WHAT IS ASKED = Count how many lines mention the word "screenshot". Write that number alone.

SUPPLIED RECORDS =

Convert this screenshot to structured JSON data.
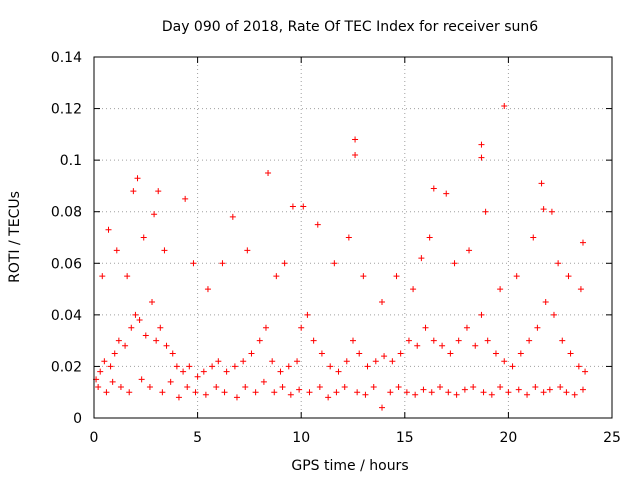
{
  "chart_data": {
    "type": "scatter",
    "title": "Day 090 of 2018, Rate Of TEC Index for receiver sun6",
    "xlabel": "GPS time / hours",
    "ylabel": "ROTI / TECUs",
    "xlim": [
      0,
      25
    ],
    "ylim": [
      0,
      0.14
    ],
    "x_ticks": [
      0,
      5,
      10,
      15,
      20,
      25
    ],
    "x_tick_labels": [
      "0",
      "5",
      "10",
      "15",
      "20",
      "25"
    ],
    "y_ticks": [
      0,
      0.02,
      0.04,
      0.06,
      0.08,
      0.1,
      0.12,
      0.14
    ],
    "y_tick_labels": [
      "0",
      "0.02",
      "0.04",
      "0.06",
      "0.08",
      "0.1",
      "0.12",
      "0.14"
    ],
    "grid": true,
    "marker": "+",
    "color": "#ff0000",
    "series": [
      {
        "name": "ROTI",
        "x": [
          0.1,
          0.3,
          0.5,
          0.8,
          1.0,
          1.2,
          1.5,
          1.8,
          2.0,
          2.2,
          2.5,
          2.8,
          3.0,
          3.2,
          3.5,
          3.8,
          4.0,
          4.3,
          4.6,
          5.0,
          5.3,
          5.7,
          6.0,
          6.4,
          6.8,
          7.2,
          7.6,
          8.0,
          8.3,
          8.6,
          9.0,
          9.4,
          9.8,
          10.0,
          10.3,
          10.6,
          11.0,
          11.4,
          11.8,
          12.2,
          12.5,
          12.8,
          13.2,
          13.6,
          14.0,
          14.4,
          14.8,
          15.2,
          15.6,
          16.0,
          16.4,
          16.8,
          17.2,
          17.6,
          18.0,
          18.4,
          18.7,
          19.0,
          19.4,
          19.8,
          20.2,
          20.6,
          21.0,
          21.4,
          21.8,
          22.2,
          22.6,
          23.0,
          23.4,
          23.7,
          0.7,
          2.1,
          2.9,
          4.4,
          6.7,
          8.4,
          10.1,
          12.6,
          12.6,
          15.8,
          16.4,
          18.7,
          18.7,
          19.8,
          21.6,
          22.1,
          23.6,
          1.9,
          3.1,
          9.6,
          17.0,
          21.7,
          0.4,
          1.1,
          1.6,
          2.4,
          3.4,
          4.8,
          5.5,
          6.2,
          7.4,
          8.8,
          9.2,
          10.8,
          11.6,
          12.3,
          13.0,
          13.9,
          14.6,
          15.4,
          16.2,
          17.4,
          18.1,
          18.9,
          19.6,
          20.4,
          21.2,
          22.4,
          22.9,
          23.5,
          0.2,
          0.6,
          0.9,
          1.3,
          1.7,
          2.3,
          2.7,
          3.3,
          3.7,
          4.1,
          4.5,
          4.9,
          5.4,
          5.9,
          6.3,
          6.9,
          7.3,
          7.8,
          8.2,
          8.7,
          9.1,
          9.5,
          9.9,
          10.4,
          10.9,
          11.3,
          11.7,
          12.1,
          12.7,
          13.1,
          13.5,
          13.9,
          14.3,
          14.7,
          15.1,
          15.5,
          15.9,
          16.3,
          16.7,
          17.1,
          17.5,
          17.9,
          18.3,
          18.8,
          19.2,
          19.6,
          20.0,
          20.5,
          20.9,
          21.3,
          21.7,
          22.0,
          22.5,
          22.8,
          23.2,
          23.6
        ],
        "y": [
          0.015,
          0.018,
          0.022,
          0.02,
          0.025,
          0.03,
          0.028,
          0.035,
          0.04,
          0.038,
          0.032,
          0.045,
          0.03,
          0.035,
          0.028,
          0.025,
          0.02,
          0.018,
          0.02,
          0.016,
          0.018,
          0.02,
          0.022,
          0.018,
          0.02,
          0.022,
          0.025,
          0.03,
          0.035,
          0.022,
          0.018,
          0.02,
          0.022,
          0.035,
          0.04,
          0.03,
          0.025,
          0.02,
          0.018,
          0.022,
          0.03,
          0.025,
          0.02,
          0.022,
          0.024,
          0.022,
          0.025,
          0.03,
          0.028,
          0.035,
          0.03,
          0.028,
          0.025,
          0.03,
          0.035,
          0.028,
          0.04,
          0.03,
          0.025,
          0.022,
          0.02,
          0.025,
          0.03,
          0.035,
          0.045,
          0.04,
          0.03,
          0.025,
          0.02,
          0.018,
          0.073,
          0.093,
          0.079,
          0.085,
          0.078,
          0.095,
          0.082,
          0.108,
          0.102,
          0.062,
          0.089,
          0.106,
          0.101,
          0.121,
          0.091,
          0.08,
          0.068,
          0.088,
          0.088,
          0.082,
          0.087,
          0.081,
          0.055,
          0.065,
          0.055,
          0.07,
          0.065,
          0.06,
          0.05,
          0.06,
          0.065,
          0.055,
          0.06,
          0.075,
          0.06,
          0.07,
          0.055,
          0.045,
          0.055,
          0.05,
          0.07,
          0.06,
          0.065,
          0.08,
          0.05,
          0.055,
          0.07,
          0.06,
          0.055,
          0.05,
          0.012,
          0.01,
          0.014,
          0.012,
          0.01,
          0.015,
          0.012,
          0.01,
          0.014,
          0.008,
          0.012,
          0.01,
          0.009,
          0.012,
          0.01,
          0.008,
          0.012,
          0.01,
          0.014,
          0.01,
          0.012,
          0.009,
          0.011,
          0.01,
          0.012,
          0.008,
          0.01,
          0.012,
          0.01,
          0.009,
          0.012,
          0.004,
          0.01,
          0.012,
          0.01,
          0.009,
          0.011,
          0.01,
          0.012,
          0.01,
          0.009,
          0.011,
          0.012,
          0.01,
          0.009,
          0.012,
          0.01,
          0.011,
          0.009,
          0.012,
          0.01,
          0.011,
          0.012,
          0.01,
          0.009,
          0.011
        ]
      }
    ]
  }
}
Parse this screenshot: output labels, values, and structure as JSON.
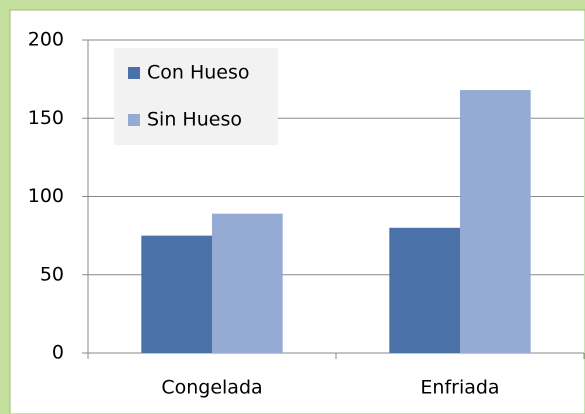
{
  "chart_data": {
    "type": "bar",
    "categories": [
      "Congelada",
      "Enfriada"
    ],
    "series": [
      {
        "name": "Con Hueso",
        "color": "#4a72a8",
        "values": [
          75,
          80
        ]
      },
      {
        "name": "Sin Hueso",
        "color": "#95abd4",
        "values": [
          89,
          168
        ]
      }
    ],
    "ylim": [
      0,
      200
    ],
    "yticks": [
      0,
      50,
      100,
      150,
      200
    ],
    "grid": true,
    "legend": "top-left"
  }
}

REPLY = 2